Tugas yang diberikan 1: Tulis ulang catatan dari baris pertamanya sampai baris yang memuat "x-tick-label: 1967 bbox=[668, 2126, 699, 2141]", termasuk baris tersebut. Ganti "y-tick-label" dengan "label-sumbu-y" dan biarkan sisanya tetap sama.

Kutipan terpilih:
┄┄┄┄┄┄┄┄┄┄┄┄┄┄┄┄┄┄┄┄

Berbeda dengan sebelumnya, pekarangan yang ini tidak ditumbuhi rumput, melainkan ditutupi oleh kerikil-kerikil kecil. Kami diperingati untuk tidak naik ke atas selasar dan tetap dalam batas-batas yang ditentukan. Beberapa bahkan diminta untuk melepaskan alas kaki. Pohon-pohon besar yang rindang meneduhi pekarangan ini. Lagi-lagi banyak patung putih bergaya Eropa di sisi-sisi bangunan. Bahkan kepala kolom pun berbentuk Corinthian. Saya sempat berpikir apakah ini pengaruh dari penjajahan Belanda atau bagaimana. Sayangnya tidak ada brosur yang bisa menceritakan mengenai Keraton ini.

Pekarangan di sisi sebelah kanan

Patung putih bergaya Eropa di sekeliling Keraton

Kepala kolom bergaya Corinthian 

Saya kembali ke courtyard pertama dan menyusuri ruangan-ruangan di sekeliling selasar ini. Ternyata ini adalah museum yang menyimpan benda-benda bersejarah. Mulai dari fragmen candi hingga kereta keraton dapat ditemui di sini. Di salah satu ruang kereta Keraton, kami (saya kebetulan bertemu dengan seorang gadis bersama ibunya), dipaksa berfoto di depan kereta. Dan Bapak ini meskipun tidak bisa mengoperasikan kamera saya tetap memaksa untuk mengambil foto kami. Ujung-ujungnya dia menagih duit Rp 15,000,- (berarti Rp 5,000,- per orang).

┄┄┄┄┄┄┄┄┄┄┄┄┄┄┄┄┄┄┄┄

Data koordinat tata letak
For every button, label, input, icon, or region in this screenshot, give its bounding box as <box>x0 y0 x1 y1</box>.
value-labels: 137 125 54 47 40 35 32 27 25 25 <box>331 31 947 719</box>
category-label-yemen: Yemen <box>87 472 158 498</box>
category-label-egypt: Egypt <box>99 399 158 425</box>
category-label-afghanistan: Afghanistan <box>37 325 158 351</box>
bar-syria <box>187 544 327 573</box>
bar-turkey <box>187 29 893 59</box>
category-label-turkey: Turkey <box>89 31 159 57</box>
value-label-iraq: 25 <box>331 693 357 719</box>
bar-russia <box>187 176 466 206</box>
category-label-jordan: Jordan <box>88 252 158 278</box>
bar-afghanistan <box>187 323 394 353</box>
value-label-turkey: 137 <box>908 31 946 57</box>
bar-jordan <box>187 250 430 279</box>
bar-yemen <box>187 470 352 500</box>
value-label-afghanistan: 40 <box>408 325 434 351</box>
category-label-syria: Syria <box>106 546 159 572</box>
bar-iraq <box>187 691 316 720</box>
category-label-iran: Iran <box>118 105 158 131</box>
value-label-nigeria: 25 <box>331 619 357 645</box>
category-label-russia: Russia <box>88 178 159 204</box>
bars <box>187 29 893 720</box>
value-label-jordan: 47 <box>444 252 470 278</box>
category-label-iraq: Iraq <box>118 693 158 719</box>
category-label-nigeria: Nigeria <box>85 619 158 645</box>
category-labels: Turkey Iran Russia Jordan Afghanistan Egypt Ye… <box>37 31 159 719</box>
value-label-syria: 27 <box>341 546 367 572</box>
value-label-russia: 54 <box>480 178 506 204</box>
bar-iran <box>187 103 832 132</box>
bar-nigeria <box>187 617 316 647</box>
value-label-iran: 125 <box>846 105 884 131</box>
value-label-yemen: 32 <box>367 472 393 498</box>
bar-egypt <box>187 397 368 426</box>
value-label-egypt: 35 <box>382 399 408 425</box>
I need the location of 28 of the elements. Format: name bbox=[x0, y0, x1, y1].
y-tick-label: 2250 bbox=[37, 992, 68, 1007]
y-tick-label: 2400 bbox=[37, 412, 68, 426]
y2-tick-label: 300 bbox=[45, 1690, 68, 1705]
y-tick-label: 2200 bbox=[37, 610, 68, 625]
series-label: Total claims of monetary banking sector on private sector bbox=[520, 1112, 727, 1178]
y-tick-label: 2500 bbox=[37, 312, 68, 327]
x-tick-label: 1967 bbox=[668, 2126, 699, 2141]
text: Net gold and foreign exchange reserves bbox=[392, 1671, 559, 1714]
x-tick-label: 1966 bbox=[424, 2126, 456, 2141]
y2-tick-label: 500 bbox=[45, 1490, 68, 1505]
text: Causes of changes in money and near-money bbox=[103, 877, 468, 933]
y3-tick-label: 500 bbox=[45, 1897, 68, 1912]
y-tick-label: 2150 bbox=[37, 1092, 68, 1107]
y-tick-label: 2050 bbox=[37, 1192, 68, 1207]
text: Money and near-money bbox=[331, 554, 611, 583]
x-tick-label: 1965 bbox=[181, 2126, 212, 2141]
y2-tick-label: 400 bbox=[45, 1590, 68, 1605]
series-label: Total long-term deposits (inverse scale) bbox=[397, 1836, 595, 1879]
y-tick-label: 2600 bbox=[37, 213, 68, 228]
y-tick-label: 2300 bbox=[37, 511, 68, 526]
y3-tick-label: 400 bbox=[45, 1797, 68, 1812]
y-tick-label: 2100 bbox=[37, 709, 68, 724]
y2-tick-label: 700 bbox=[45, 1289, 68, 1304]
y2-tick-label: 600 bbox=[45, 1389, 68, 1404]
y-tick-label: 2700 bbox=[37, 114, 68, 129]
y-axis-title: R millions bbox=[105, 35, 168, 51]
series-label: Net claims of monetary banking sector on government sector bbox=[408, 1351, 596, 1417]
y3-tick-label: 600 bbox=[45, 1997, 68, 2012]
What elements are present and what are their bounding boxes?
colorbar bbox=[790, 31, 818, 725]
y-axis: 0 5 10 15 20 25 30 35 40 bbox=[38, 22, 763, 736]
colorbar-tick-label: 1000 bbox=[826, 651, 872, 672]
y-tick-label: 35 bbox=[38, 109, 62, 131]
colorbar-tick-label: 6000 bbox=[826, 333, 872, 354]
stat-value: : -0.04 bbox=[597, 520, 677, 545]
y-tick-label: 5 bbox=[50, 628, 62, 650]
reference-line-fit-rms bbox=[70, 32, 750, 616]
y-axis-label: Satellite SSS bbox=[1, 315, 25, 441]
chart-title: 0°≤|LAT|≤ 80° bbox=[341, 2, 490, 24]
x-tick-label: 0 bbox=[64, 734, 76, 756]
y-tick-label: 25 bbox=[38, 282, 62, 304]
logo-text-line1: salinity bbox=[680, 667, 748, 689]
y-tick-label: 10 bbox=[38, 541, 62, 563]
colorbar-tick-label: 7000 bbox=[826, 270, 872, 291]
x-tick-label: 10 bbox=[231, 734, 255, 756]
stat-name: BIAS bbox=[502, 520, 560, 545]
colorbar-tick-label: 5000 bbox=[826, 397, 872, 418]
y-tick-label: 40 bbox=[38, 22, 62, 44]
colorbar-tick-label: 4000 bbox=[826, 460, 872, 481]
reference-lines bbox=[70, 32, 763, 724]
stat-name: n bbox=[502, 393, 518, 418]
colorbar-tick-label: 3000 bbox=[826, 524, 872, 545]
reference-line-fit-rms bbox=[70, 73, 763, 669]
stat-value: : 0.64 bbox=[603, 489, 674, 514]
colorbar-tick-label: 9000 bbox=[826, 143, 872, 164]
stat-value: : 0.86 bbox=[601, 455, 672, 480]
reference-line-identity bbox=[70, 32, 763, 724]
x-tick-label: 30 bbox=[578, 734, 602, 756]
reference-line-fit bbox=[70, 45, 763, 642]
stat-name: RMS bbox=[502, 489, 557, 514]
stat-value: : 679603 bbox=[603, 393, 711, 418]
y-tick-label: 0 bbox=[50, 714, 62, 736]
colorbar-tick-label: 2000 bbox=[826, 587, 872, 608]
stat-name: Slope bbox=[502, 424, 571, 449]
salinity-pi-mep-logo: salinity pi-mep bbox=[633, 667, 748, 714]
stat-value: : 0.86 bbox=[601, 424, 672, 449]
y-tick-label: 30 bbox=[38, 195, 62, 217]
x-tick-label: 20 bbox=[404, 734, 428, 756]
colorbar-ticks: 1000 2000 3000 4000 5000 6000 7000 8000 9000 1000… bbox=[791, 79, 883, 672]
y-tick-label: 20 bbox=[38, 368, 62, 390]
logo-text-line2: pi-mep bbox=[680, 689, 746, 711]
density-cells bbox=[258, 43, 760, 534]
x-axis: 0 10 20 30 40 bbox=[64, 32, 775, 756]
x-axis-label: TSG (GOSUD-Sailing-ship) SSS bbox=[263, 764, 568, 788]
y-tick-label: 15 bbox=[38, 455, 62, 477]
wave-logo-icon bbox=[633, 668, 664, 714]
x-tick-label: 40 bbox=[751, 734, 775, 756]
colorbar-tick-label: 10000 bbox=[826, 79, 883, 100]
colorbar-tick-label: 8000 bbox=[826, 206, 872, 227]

┄┄┄┄┄┄┄┄┄┄┄┄┄┄┄┄┄┄┄┄

Tugas yang diberikan 2: Menurut kutipan terpilih, apa yang menutupi pekarangan yang tidak ditumbuhi rumput?

Keluaran 1:
For every button, label, input, icon, or region in this screenshot, give its bounding box as <box>x0 y0 x1 y1</box>.
value-labels: 137 125 54 47 40 35 32 27 25 25 <box>331 31 947 719</box>
category-label-yemen: Yemen <box>87 472 158 498</box>
category-label-egypt: Egypt <box>99 399 158 425</box>
category-label-afghanistan: Afghanistan <box>37 325 158 351</box>
bar-syria <box>187 544 327 573</box>
bar-turkey <box>187 29 893 59</box>
category-label-turkey: Turkey <box>89 31 159 57</box>
value-label-iraq: 25 <box>331 693 357 719</box>
bar-russia <box>187 176 466 206</box>
category-label-jordan: Jordan <box>88 252 158 278</box>
bar-afghanistan <box>187 323 394 353</box>
value-label-turkey: 137 <box>908 31 946 57</box>
bar-jordan <box>187 250 430 279</box>
bar-yemen <box>187 470 352 500</box>
value-label-afghanistan: 40 <box>408 325 434 351</box>
category-label-syria: Syria <box>106 546 159 572</box>
bar-iraq <box>187 691 316 720</box>
category-label-iran: Iran <box>118 105 158 131</box>
value-label-nigeria: 25 <box>331 619 357 645</box>
category-label-russia: Russia <box>88 178 159 204</box>
bars <box>187 29 893 720</box>
value-label-jordan: 47 <box>444 252 470 278</box>
category-label-iraq: Iraq <box>118 693 158 719</box>
category-label-nigeria: Nigeria <box>85 619 158 645</box>
category-labels: Turkey Iran Russia Jordan Afghanistan Egypt Ye… <box>37 31 159 719</box>
value-label-syria: 27 <box>341 546 367 572</box>
value-label-russia: 54 <box>480 178 506 204</box>
bar-iran <box>187 103 832 132</box>
bar-nigeria <box>187 617 316 647</box>
value-label-iran: 125 <box>846 105 884 131</box>
value-label-yemen: 32 <box>367 472 393 498</box>
bar-egypt <box>187 397 368 426</box>
value-label-egypt: 35 <box>382 399 408 425</box>
I need the location of 28 of the elements. Format: name bbox=[x0, y0, x1, y1].
label-sumbu-y: 2250 bbox=[37, 992, 68, 1007]
label-sumbu-y: 2400 bbox=[37, 412, 68, 426]
y2-tick-label: 300 bbox=[45, 1690, 68, 1705]
label-sumbu-y: 2200 bbox=[37, 610, 68, 625]
series-label: Total claims of monetary banking sector on private sector bbox=[520, 1112, 727, 1178]
label-sumbu-y: 2500 bbox=[37, 312, 68, 327]
x-tick-label: 1967 bbox=[668, 2126, 699, 2141]

Keluaran 2: Kerikil-kerikil kecil.